start Records supplied

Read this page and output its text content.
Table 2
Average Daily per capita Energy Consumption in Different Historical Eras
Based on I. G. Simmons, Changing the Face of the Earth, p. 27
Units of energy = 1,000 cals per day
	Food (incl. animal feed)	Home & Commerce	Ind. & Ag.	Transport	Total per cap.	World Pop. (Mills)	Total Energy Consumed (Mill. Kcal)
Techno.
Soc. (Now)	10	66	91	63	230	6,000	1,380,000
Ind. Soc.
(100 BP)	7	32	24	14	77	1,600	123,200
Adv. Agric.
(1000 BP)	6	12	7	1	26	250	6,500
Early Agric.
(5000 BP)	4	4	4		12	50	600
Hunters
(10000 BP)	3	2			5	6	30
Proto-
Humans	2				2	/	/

end Records supplied

- [Job]: Repeat every entry word for word.

- [The result]:
Read this page and output its text content.
Table 2
Average Daily per capita Energy Consumption in Different Historical Eras
Based on I. G. Simmons, Changing the Face of the Earth, p. 27
Units of energy = 1,000 cals per day
	Food (incl. animal feed)	Home & Commerce	Ind. & Ag.	Transport	Total per cap.	World Pop. (Mills)	Total Energy Consumed (Mill. Kcal)
Techno.
Soc. (Now)	10	66	91	63	230	6,000	1,380,000
Ind. Soc.
(100 BP)	7	32	24	14	77	1,600	123,200
Adv. Agric.
(1000 BP)	6	12	7	1	26	250	6,500
Early Agric.
(5000 BP)	4	4	4		12	50	600
Hunters
(10000 BP)	3	2			5	6	30
Proto-
Humans	2				2	/	/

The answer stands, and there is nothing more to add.